■ DATASET CONTENT:
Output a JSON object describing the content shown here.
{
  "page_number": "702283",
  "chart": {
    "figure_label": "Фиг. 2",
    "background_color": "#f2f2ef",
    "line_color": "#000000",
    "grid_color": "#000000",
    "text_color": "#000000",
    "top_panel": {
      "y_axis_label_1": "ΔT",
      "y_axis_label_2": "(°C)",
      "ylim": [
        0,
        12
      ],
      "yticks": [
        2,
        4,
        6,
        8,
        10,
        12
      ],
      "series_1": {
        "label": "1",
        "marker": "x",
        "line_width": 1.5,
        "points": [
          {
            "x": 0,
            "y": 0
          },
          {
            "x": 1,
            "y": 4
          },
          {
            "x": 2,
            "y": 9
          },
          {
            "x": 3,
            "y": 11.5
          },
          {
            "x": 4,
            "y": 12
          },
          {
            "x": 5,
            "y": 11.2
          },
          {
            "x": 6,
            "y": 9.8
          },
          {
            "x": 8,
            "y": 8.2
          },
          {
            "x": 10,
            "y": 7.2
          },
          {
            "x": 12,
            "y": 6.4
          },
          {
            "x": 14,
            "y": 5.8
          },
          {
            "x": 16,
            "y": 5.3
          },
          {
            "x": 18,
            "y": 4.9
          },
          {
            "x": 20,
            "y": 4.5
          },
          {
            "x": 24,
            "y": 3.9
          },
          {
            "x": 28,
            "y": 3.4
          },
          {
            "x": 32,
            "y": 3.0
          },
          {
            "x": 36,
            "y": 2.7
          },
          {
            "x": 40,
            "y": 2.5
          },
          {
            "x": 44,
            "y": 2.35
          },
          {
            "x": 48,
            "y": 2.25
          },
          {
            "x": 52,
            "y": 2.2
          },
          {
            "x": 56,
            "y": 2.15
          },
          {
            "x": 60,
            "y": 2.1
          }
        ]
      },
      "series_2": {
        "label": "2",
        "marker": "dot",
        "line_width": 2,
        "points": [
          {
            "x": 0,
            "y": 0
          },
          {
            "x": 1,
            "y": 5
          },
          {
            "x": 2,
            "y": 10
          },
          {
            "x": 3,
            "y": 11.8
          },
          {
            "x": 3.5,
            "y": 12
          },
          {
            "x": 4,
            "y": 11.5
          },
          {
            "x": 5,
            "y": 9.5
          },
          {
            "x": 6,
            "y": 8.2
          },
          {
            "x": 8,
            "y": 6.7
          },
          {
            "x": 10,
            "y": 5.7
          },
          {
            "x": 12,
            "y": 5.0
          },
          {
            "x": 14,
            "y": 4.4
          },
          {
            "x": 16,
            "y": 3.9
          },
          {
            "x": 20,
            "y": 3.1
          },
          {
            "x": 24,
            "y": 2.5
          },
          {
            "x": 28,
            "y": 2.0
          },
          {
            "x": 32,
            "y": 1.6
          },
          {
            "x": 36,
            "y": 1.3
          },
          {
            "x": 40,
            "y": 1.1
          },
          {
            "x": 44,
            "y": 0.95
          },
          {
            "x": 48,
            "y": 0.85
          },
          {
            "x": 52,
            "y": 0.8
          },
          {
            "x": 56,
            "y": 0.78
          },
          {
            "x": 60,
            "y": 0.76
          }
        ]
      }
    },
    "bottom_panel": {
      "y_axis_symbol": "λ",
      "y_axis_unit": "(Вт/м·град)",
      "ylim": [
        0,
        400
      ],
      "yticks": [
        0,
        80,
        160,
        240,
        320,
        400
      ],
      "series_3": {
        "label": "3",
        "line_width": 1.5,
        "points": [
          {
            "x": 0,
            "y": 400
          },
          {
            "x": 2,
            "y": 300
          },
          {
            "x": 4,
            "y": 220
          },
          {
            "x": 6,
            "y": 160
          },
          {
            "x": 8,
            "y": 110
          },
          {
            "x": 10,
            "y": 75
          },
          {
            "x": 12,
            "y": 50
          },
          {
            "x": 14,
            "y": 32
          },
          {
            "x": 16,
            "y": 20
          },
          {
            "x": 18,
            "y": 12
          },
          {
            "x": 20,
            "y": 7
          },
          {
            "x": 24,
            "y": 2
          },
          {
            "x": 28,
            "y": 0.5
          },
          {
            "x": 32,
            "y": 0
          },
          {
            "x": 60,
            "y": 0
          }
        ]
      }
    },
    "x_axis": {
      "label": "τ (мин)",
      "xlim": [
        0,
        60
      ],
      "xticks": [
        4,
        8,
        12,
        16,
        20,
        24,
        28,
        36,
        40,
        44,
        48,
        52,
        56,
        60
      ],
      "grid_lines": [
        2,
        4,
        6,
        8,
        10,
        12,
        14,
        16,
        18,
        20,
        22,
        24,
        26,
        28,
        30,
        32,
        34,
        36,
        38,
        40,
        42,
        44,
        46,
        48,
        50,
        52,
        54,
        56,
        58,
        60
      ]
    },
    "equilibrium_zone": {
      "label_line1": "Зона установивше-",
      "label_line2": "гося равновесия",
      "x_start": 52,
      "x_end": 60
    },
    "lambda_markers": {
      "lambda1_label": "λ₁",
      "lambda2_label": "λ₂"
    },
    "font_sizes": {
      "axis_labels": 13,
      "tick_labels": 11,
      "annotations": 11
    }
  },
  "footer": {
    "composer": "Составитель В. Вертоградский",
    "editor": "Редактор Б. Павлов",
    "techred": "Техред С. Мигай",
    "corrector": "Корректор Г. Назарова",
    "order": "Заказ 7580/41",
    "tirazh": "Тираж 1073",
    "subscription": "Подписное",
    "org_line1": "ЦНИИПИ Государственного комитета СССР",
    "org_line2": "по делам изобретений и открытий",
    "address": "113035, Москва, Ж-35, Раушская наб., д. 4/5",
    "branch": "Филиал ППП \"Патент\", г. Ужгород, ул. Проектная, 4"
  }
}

■ PROBLEM DETAILS: All of the material above needs to be retyped word for word.

■ RESULT FOR THIS TASK:
Output a JSON object describing the content shown here.
{
  "page_number": "702283",
  "chart": {
    "figure_label": "Фиг. 2",
    "background_color": "#f2f2ef",
    "line_color": "#000000",
    "grid_color": "#000000",
    "text_color": "#000000",
    "top_panel": {
      "y_axis_label_1": "ΔT",
      "y_axis_label_2": "(°C)",
      "ylim": [
        0,
        12
      ],
      "yticks": [
        2,
        4,
        6,
        8,
        10,
        12
      ],
      "series_1": {
        "label": "1",
        "marker": "x",
        "line_width": 1.5,
        "points": [
          {
            "x": 0,
            "y": 0
          },
          {
            "x": 1,
            "y": 4
          },
          {
            "x": 2,
            "y": 9
          },
          {
            "x": 3,
            "y": 11.5
          },
          {
            "x": 4,
            "y": 12
          },
          {
            "x": 5,
            "y": 11.2
          },
          {
            "x": 6,
            "y": 9.8
          },
          {
            "x": 8,
            "y": 8.2
          },
          {
            "x": 10,
            "y": 7.2
          },
          {
            "x": 12,
            "y": 6.4
          },
          {
            "x": 14,
            "y": 5.8
          },
          {
            "x": 16,
            "y": 5.3
          },
          {
            "x": 18,
            "y": 4.9
          },
          {
            "x": 20,
            "y": 4.5
          },
          {
            "x": 24,
            "y": 3.9
          },
          {
            "x": 28,
            "y": 3.4
          },
          {
            "x": 32,
            "y": 3.0
          },
          {
            "x": 36,
            "y": 2.7
          },
          {
            "x": 40,
            "y": 2.5
          },
          {
            "x": 44,
            "y": 2.35
          },
          {
            "x": 48,
            "y": 2.25
          },
          {
            "x": 52,
            "y": 2.2
          },
          {
            "x": 56,
            "y": 2.15
          },
          {
            "x": 60,
            "y": 2.1
          }
        ]
      },
      "series_2": {
        "label": "2",
        "marker": "dot",
        "line_width": 2,
        "points": [
          {
            "x": 0,
            "y": 0
          },
          {
            "x": 1,
            "y": 5
          },
          {
            "x": 2,
            "y": 10
          },
          {
            "x": 3,
            "y": 11.8
          },
          {
            "x": 3.5,
            "y": 12
          },
          {
            "x": 4,
            "y": 11.5
          },
          {
            "x": 5,
            "y": 9.5
          },
          {
            "x": 6,
            "y": 8.2
          },
          {
            "x": 8,
            "y": 6.7
          },
          {
            "x": 10,
            "y": 5.7
          },
          {
            "x": 12,
            "y": 5.0
          },
          {
            "x": 14,
            "y": 4.4
          },
          {
            "x": 16,
            "y": 3.9
          },
          {
            "x": 20,
            "y": 3.1
          },
          {
            "x": 24,
            "y": 2.5
          },
          {
            "x": 28,
            "y": 2.0
          },
          {
            "x": 32,
            "y": 1.6
          },
          {
            "x": 36,
            "y": 1.3
          },
          {
            "x": 40,
            "y": 1.1
          },
          {
            "x": 44,
            "y": 0.95
          },
          {
            "x": 48,
            "y": 0.85
          },
          {
            "x": 52,
            "y": 0.8
          },
          {
            "x": 56,
            "y": 0.78
          },
          {
            "x": 60,
            "y": 0.76
          }
        ]
      }
    },
    "bottom_panel": {
      "y_axis_symbol": "λ",
      "y_axis_unit": "(Вт/м·град)",
      "ylim": [
        0,
        400
      ],
      "yticks": [
        0,
        80,
        160,
        240,
        320,
        400
      ],
      "series_3": {
        "label": "3",
        "line_width": 1.5,
        "points": [
          {
            "x": 0,
            "y": 400
          },
          {
            "x": 2,
            "y": 300
          },
          {
            "x": 4,
            "y": 220
          },
          {
            "x": 6,
            "y": 160
          },
          {
            "x": 8,
            "y": 110
          },
          {
            "x": 10,
            "y": 75
          },
          {
            "x": 12,
            "y": 50
          },
          {
            "x": 14,
            "y": 32
          },
          {
            "x": 16,
            "y": 20
          },
          {
            "x": 18,
            "y": 12
          },
          {
            "x": 20,
            "y": 7
          },
          {
            "x": 24,
            "y": 2
          },
          {
            "x": 28,
            "y": 0.5
          },
          {
            "x": 32,
            "y": 0
          },
          {
            "x": 60,
            "y": 0
          }
        ]
      }
    },
    "x_axis": {
      "label": "τ (мин)",
      "xlim": [
        0,
        60
      ],
      "xticks": [
        4,
        8,
        12,
        16,
        20,
        24,
        28,
        36,
        40,
        44,
        48,
        52,
        56,
        60
      ],
      "grid_lines": [
        2,
        4,
        6,
        8,
        10,
        12,
        14,
        16,
        18,
        20,
        22,
        24,
        26,
        28,
        30,
        32,
        34,
        36,
        38,
        40,
        42,
        44,
        46,
        48,
        50,
        52,
        54,
        56,
        58,
        60
      ]
    },
    "equilibrium_zone": {
      "label_line1": "Зона установивше-",
      "label_line2": "гося равновесия",
      "x_start": 52,
      "x_end": 60
    },
    "lambda_markers": {
      "lambda1_label": "λ₁",
      "lambda2_label": "λ₂"
    },
    "font_sizes": {
      "axis_labels": 13,
      "tick_labels": 11,
      "annotations": 11
    }
  },
  "footer": {
    "composer": "Составитель В. Вертоградский",
    "editor": "Редактор Б. Павлов",
    "techred": "Техред С. Мигай",
    "corrector": "Корректор Г. Назарова",
    "order": "Заказ 7580/41",
    "tirazh": "Тираж 1073",
    "subscription": "Подписное",
    "org_line1": "ЦНИИПИ Государственного комитета СССР",
    "org_line2": "по делам изобретений и открытий",
    "address": "113035, Москва, Ж-35, Раушская наб., д. 4/5",
    "branch": "Филиал ППП \"Патент\", г. Ужгород, ул. Проектная, 4"
  }
}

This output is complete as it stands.